Copy out each line below that has the word "structured" in it.
• • • • •
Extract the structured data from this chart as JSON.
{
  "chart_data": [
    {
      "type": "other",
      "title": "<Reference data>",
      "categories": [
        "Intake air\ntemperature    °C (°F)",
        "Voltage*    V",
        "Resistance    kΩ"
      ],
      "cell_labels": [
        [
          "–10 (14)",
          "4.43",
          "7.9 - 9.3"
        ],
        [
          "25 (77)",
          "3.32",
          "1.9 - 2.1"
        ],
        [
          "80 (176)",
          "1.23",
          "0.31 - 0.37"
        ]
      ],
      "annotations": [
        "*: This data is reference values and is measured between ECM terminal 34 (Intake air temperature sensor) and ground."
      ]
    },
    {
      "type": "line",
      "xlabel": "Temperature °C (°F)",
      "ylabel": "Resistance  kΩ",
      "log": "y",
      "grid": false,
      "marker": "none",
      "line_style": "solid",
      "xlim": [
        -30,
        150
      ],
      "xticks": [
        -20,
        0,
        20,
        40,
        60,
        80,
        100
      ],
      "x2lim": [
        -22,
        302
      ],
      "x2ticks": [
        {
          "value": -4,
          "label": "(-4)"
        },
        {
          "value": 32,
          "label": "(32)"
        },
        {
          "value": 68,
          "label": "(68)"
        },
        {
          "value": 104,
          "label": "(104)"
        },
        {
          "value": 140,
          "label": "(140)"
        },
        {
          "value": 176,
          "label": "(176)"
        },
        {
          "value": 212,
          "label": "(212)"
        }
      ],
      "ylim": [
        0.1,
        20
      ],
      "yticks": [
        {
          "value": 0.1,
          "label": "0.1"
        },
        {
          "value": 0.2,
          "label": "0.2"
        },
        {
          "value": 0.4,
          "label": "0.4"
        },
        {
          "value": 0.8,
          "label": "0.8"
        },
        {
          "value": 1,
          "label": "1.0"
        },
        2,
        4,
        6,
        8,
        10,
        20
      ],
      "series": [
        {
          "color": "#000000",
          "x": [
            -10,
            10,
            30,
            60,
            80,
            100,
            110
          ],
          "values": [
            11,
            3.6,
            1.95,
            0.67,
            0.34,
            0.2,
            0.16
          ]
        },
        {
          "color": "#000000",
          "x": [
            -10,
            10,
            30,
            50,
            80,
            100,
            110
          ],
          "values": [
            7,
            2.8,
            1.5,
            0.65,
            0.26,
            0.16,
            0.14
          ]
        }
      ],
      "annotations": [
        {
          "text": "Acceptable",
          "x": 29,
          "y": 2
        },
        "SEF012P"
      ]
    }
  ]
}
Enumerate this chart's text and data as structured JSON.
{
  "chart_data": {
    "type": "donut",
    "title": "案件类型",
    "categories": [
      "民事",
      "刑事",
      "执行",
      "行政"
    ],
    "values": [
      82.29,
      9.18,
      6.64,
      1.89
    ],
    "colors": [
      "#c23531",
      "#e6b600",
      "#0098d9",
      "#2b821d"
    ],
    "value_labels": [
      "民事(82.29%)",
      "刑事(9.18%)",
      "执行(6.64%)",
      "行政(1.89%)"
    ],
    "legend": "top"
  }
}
• • • • •
→ **Problem solution**:
Extract the structured data from this chart as JSON.
Enumerate this chart's text and data as structured JSON.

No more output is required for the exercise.